Work required -
Each record below is to be copied word for word, with pictures removed.
== Provided entries
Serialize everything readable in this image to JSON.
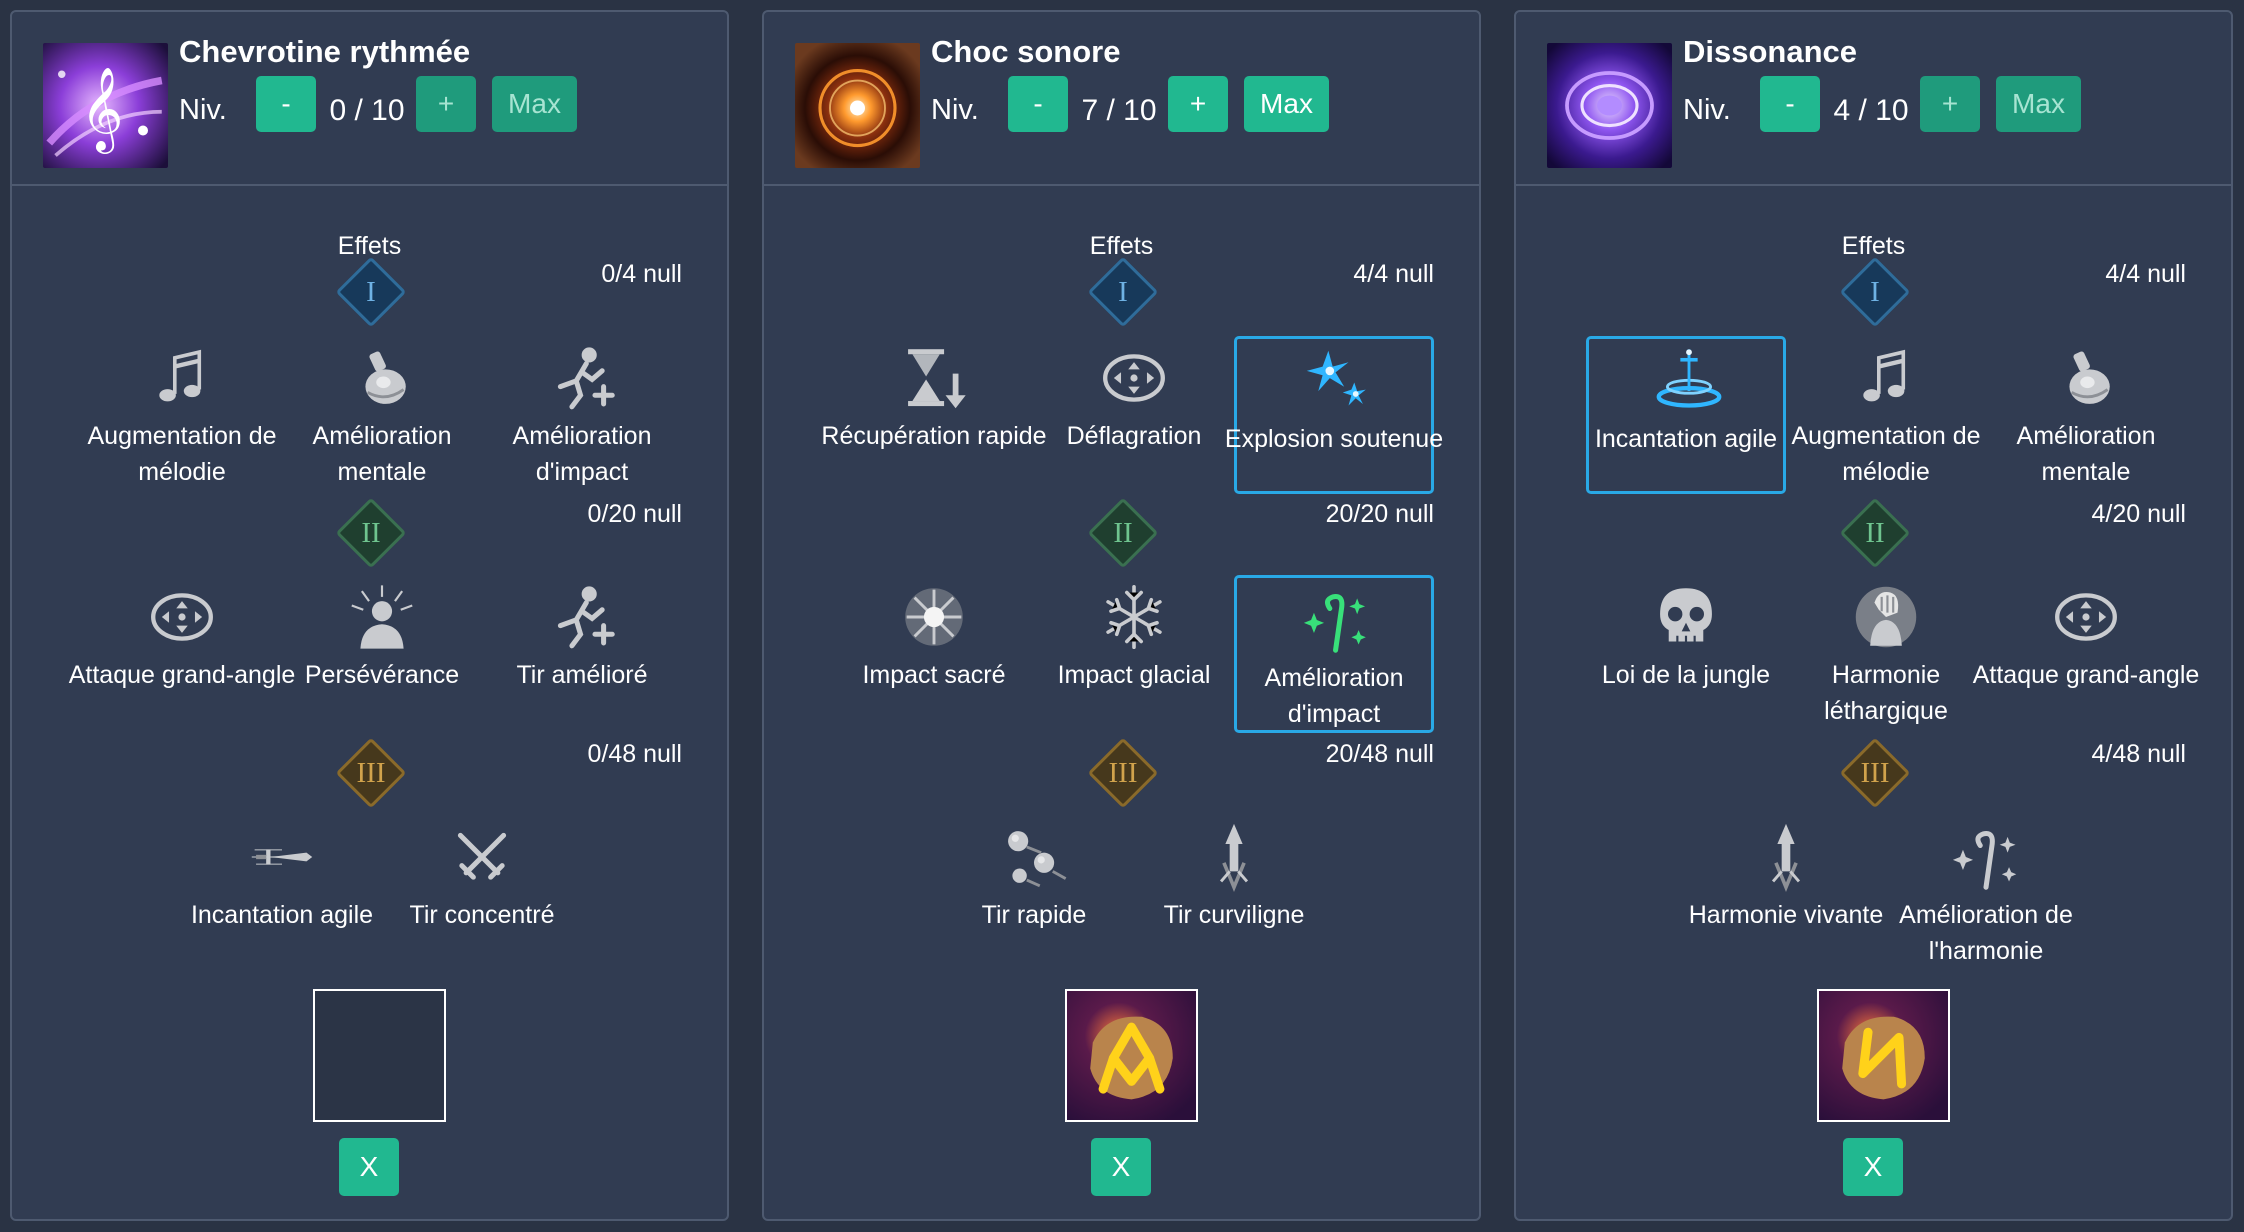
{
  "colors": {
    "accent": "#21b890",
    "background": "#2a3344",
    "panel": "#313c52",
    "selected_border": "#29a9e6"
  },
  "panels": [
    {
      "skill_name": "Chevrotine rythmée",
      "skill_icon": "music-note-wave-icon",
      "level_label": "Niv.",
      "minus_label": "-",
      "level_value": "0 / 10",
      "plus_label": "+",
      "max_label": "Max",
      "effects_title": "Effets",
      "tiers": [
        {
          "roman": "I",
          "count": "0/4 null",
          "effects": [
            {
              "label": "Augmentation de mélodie",
              "icon": "music-notes-icon",
              "selected": false
            },
            {
              "label": "Amélioration mentale",
              "icon": "potion-flask-icon",
              "selected": false
            },
            {
              "label": "Amélioration d'impact",
              "icon": "sprint-plus-icon",
              "selected": false
            }
          ]
        },
        {
          "roman": "II",
          "count": "0/20 null",
          "effects": [
            {
              "label": "Attaque grand-angle",
              "icon": "wide-arrows-icon",
              "selected": false
            },
            {
              "label": "Persévérance",
              "icon": "figure-burst-icon",
              "selected": false
            },
            {
              "label": "Tir amélioré",
              "icon": "sprint-plus-icon",
              "selected": false
            }
          ]
        },
        {
          "roman": "III",
          "count": "0/48 null",
          "effects": [
            {
              "label": "Incantation agile",
              "icon": "swift-sword-icon",
              "selected": false
            },
            {
              "label": "Tir concentré",
              "icon": "crossed-swords-icon",
              "selected": false
            }
          ]
        }
      ],
      "rune": "empty-rune-slot",
      "remove_label": "X"
    },
    {
      "skill_name": "Choc sonore",
      "skill_icon": "fire-orb-icon",
      "level_label": "Niv.",
      "minus_label": "-",
      "level_value": "7 / 10",
      "plus_label": "+",
      "max_label": "Max",
      "effects_title": "Effets",
      "tiers": [
        {
          "roman": "I",
          "count": "4/4 null",
          "effects": [
            {
              "label": "Récupération rapide",
              "icon": "hourglass-arrow-icon",
              "selected": false
            },
            {
              "label": "Déflagration",
              "icon": "wide-arrows-icon",
              "selected": false
            },
            {
              "label": "Explosion soutenue",
              "icon": "blue-sparks-icon",
              "selected": true
            }
          ]
        },
        {
          "roman": "II",
          "count": "20/20 null",
          "effects": [
            {
              "label": "Impact sacré",
              "icon": "holy-sun-icon",
              "selected": false
            },
            {
              "label": "Impact glacial",
              "icon": "snowflake-icon",
              "selected": false
            },
            {
              "label": "Amélioration d'impact",
              "icon": "green-staff-sparkle-icon",
              "selected": true
            }
          ]
        },
        {
          "roman": "III",
          "count": "20/48 null",
          "effects": [
            {
              "label": "Tir rapide",
              "icon": "comets-icon",
              "selected": false
            },
            {
              "label": "Tir curviligne",
              "icon": "arrow-up-icon",
              "selected": false
            }
          ]
        }
      ],
      "rune": "gold-rune-wunjo",
      "remove_label": "X"
    },
    {
      "skill_name": "Dissonance",
      "skill_icon": "purple-vortex-icon",
      "level_label": "Niv.",
      "minus_label": "-",
      "level_value": "4 / 10",
      "plus_label": "+",
      "max_label": "Max",
      "effects_title": "Effets",
      "tiers": [
        {
          "roman": "I",
          "count": "4/4 null",
          "effects": [
            {
              "label": "Incantation agile",
              "icon": "blue-sword-pedestal-icon",
              "selected": true
            },
            {
              "label": "Augmentation de mélodie",
              "icon": "music-notes-icon",
              "selected": false
            },
            {
              "label": "Amélioration mentale",
              "icon": "potion-flask-icon",
              "selected": false
            }
          ]
        },
        {
          "roman": "II",
          "count": "4/20 null",
          "effects": [
            {
              "label": "Loi de la jungle",
              "icon": "skull-icon",
              "selected": false
            },
            {
              "label": "Harmonie léthargique",
              "icon": "face-palm-icon",
              "selected": false
            },
            {
              "label": "Attaque grand-angle",
              "icon": "wide-arrows-icon",
              "selected": false
            }
          ]
        },
        {
          "roman": "III",
          "count": "4/48 null",
          "effects": [
            {
              "label": "Harmonie vivante",
              "icon": "arrow-up-icon",
              "selected": false
            },
            {
              "label": "Amélioration de l'harmonie",
              "icon": "staff-sparkle-icon",
              "selected": false
            }
          ]
        }
      ],
      "rune": "gold-rune-sowilo",
      "remove_label": "X"
    }
  ]
}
====
Response to the exercise -
Serialize everything readable in this image to JSON.
{
  "colors": {
    "accent": "#21b890",
    "background": "#2a3344",
    "panel": "#313c52",
    "selected_border": "#29a9e6"
  },
  "panels": [
    {
      "skill_name": "Chevrotine rythmée",
      "skill_icon": "music-note-wave-icon",
      "level_label": "Niv.",
      "minus_label": "-",
      "level_value": "0 / 10",
      "plus_label": "+",
      "max_label": "Max",
      "effects_title": "Effets",
      "tiers": [
        {
          "roman": "I",
          "count": "0/4 null",
          "effects": [
            {
              "label": "Augmentation de mélodie",
              "icon": "music-notes-icon",
              "selected": false
            },
            {
              "label": "Amélioration mentale",
              "icon": "potion-flask-icon",
              "selected": false
            },
            {
              "label": "Amélioration d'impact",
              "icon": "sprint-plus-icon",
              "selected": false
            }
          ]
        },
        {
          "roman": "II",
          "count": "0/20 null",
          "effects": [
            {
              "label": "Attaque grand-angle",
              "icon": "wide-arrows-icon",
              "selected": false
            },
            {
              "label": "Persévérance",
              "icon": "figure-burst-icon",
              "selected": false
            },
            {
              "label": "Tir amélioré",
              "icon": "sprint-plus-icon",
              "selected": false
            }
          ]
        },
        {
          "roman": "III",
          "count": "0/48 null",
          "effects": [
            {
              "label": "Incantation agile",
              "icon": "swift-sword-icon",
              "selected": false
            },
            {
              "label": "Tir concentré",
              "icon": "crossed-swords-icon",
              "selected": false
            }
          ]
        }
      ],
      "rune": "empty-rune-slot",
      "remove_label": "X"
    },
    {
      "skill_name": "Choc sonore",
      "skill_icon": "fire-orb-icon",
      "level_label": "Niv.",
      "minus_label": "-",
      "level_value": "7 / 10",
      "plus_label": "+",
      "max_label": "Max",
      "effects_title": "Effets",
      "tiers": [
        {
          "roman": "I",
          "count": "4/4 null",
          "effects": [
            {
              "label": "Récupération rapide",
              "icon": "hourglass-arrow-icon",
              "selected": false
            },
            {
              "label": "Déflagration",
              "icon": "wide-arrows-icon",
              "selected": false
            },
            {
              "label": "Explosion soutenue",
              "icon": "blue-sparks-icon",
              "selected": true
            }
          ]
        },
        {
          "roman": "II",
          "count": "20/20 null",
          "effects": [
            {
              "label": "Impact sacré",
              "icon": "holy-sun-icon",
              "selected": false
            },
            {
              "label": "Impact glacial",
              "icon": "snowflake-icon",
              "selected": false
            },
            {
              "label": "Amélioration d'impact",
              "icon": "green-staff-sparkle-icon",
              "selected": true
            }
          ]
        },
        {
          "roman": "III",
          "count": "20/48 null",
          "effects": [
            {
              "label": "Tir rapide",
              "icon": "comets-icon",
              "selected": false
            },
            {
              "label": "Tir curviligne",
              "icon": "arrow-up-icon",
              "selected": false
            }
          ]
        }
      ],
      "rune": "gold-rune-wunjo",
      "remove_label": "X"
    },
    {
      "skill_name": "Dissonance",
      "skill_icon": "purple-vortex-icon",
      "level_label": "Niv.",
      "minus_label": "-",
      "level_value": "4 / 10",
      "plus_label": "+",
      "max_label": "Max",
      "effects_title": "Effets",
      "tiers": [
        {
          "roman": "I",
          "count": "4/4 null",
          "effects": [
            {
              "label": "Incantation agile",
              "icon": "blue-sword-pedestal-icon",
              "selected": true
            },
            {
              "label": "Augmentation de mélodie",
              "icon": "music-notes-icon",
              "selected": false
            },
            {
              "label": "Amélioration mentale",
              "icon": "potion-flask-icon",
              "selected": false
            }
          ]
        },
        {
          "roman": "II",
          "count": "4/20 null",
          "effects": [
            {
              "label": "Loi de la jungle",
              "icon": "skull-icon",
              "selected": false
            },
            {
              "label": "Harmonie léthargique",
              "icon": "face-palm-icon",
              "selected": false
            },
            {
              "label": "Attaque grand-angle",
              "icon": "wide-arrows-icon",
              "selected": false
            }
          ]
        },
        {
          "roman": "III",
          "count": "4/48 null",
          "effects": [
            {
              "label": "Harmonie vivante",
              "icon": "arrow-up-icon",
              "selected": false
            },
            {
              "label": "Amélioration de l'harmonie",
              "icon": "staff-sparkle-icon",
              "selected": false
            }
          ]
        }
      ],
      "rune": "gold-rune-sowilo",
      "remove_label": "X"
    }
  ]
}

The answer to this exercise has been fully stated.